#### [TASK TO COMPLETE]
List each line of the data that holds the word "combination".

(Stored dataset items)
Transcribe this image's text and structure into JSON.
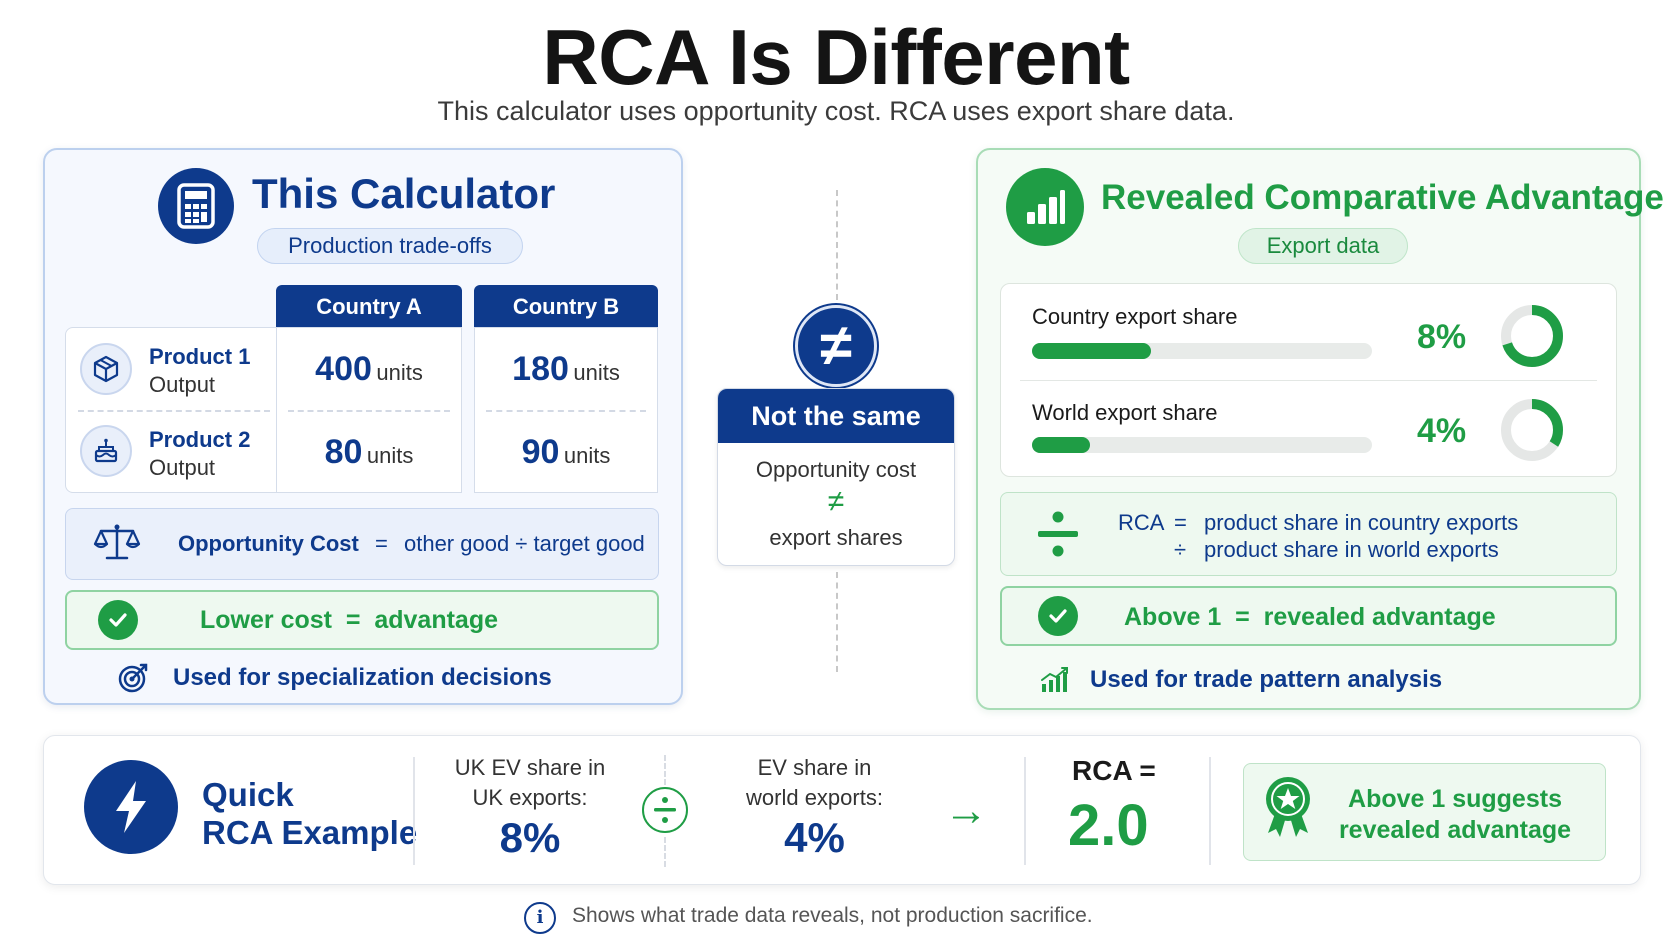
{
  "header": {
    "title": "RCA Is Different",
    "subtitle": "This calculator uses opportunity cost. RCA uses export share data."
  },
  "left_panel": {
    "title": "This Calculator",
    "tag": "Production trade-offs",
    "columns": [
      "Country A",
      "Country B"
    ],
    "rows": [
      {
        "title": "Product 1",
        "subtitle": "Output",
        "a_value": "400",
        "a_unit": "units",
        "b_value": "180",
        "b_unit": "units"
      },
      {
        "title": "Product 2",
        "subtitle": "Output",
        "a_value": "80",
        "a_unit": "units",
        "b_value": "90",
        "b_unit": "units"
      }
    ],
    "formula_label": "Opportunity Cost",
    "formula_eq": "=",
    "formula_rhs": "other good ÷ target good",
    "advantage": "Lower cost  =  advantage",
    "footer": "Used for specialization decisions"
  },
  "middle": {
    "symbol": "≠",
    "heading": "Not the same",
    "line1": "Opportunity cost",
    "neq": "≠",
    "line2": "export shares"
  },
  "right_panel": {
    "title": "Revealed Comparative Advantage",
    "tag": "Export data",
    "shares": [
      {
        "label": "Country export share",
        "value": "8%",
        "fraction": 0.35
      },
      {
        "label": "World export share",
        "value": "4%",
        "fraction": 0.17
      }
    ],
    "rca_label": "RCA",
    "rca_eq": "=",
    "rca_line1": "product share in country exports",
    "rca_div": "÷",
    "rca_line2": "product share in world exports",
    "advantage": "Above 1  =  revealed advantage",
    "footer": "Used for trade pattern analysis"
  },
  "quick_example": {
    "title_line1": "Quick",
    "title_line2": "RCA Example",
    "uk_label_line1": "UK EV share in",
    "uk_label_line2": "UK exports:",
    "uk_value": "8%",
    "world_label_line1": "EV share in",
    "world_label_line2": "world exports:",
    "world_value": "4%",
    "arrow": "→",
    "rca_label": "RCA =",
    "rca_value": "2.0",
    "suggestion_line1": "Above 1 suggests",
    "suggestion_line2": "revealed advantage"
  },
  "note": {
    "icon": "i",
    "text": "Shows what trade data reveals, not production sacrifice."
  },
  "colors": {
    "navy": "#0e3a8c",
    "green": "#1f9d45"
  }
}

--

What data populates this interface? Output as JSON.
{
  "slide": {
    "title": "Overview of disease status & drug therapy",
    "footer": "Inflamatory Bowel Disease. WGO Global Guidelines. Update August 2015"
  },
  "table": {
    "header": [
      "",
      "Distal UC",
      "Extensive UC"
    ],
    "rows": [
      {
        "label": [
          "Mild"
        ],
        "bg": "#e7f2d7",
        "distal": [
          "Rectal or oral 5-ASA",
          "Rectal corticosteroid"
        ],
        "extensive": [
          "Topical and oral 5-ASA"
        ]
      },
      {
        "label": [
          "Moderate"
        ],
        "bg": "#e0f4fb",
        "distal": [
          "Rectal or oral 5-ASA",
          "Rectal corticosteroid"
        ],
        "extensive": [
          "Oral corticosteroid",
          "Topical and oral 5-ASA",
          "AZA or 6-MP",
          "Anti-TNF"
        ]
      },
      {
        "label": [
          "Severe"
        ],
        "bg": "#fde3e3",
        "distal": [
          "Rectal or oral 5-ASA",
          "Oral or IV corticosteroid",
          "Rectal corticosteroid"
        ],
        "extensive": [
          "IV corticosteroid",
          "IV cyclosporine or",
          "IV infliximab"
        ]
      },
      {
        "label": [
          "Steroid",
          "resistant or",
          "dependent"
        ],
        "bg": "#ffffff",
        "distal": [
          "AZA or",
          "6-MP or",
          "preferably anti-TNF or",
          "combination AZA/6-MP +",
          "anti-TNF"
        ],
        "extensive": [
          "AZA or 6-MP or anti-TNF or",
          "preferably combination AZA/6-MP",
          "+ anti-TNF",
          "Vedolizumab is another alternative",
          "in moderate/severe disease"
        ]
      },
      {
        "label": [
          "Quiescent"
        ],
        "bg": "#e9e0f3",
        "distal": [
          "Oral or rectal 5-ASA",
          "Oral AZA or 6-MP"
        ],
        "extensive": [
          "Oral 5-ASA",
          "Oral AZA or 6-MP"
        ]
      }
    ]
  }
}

#### [EXPECTED ANSWER]
          "combination AZA/6-MP +",
          "preferably combination AZA/6-MP",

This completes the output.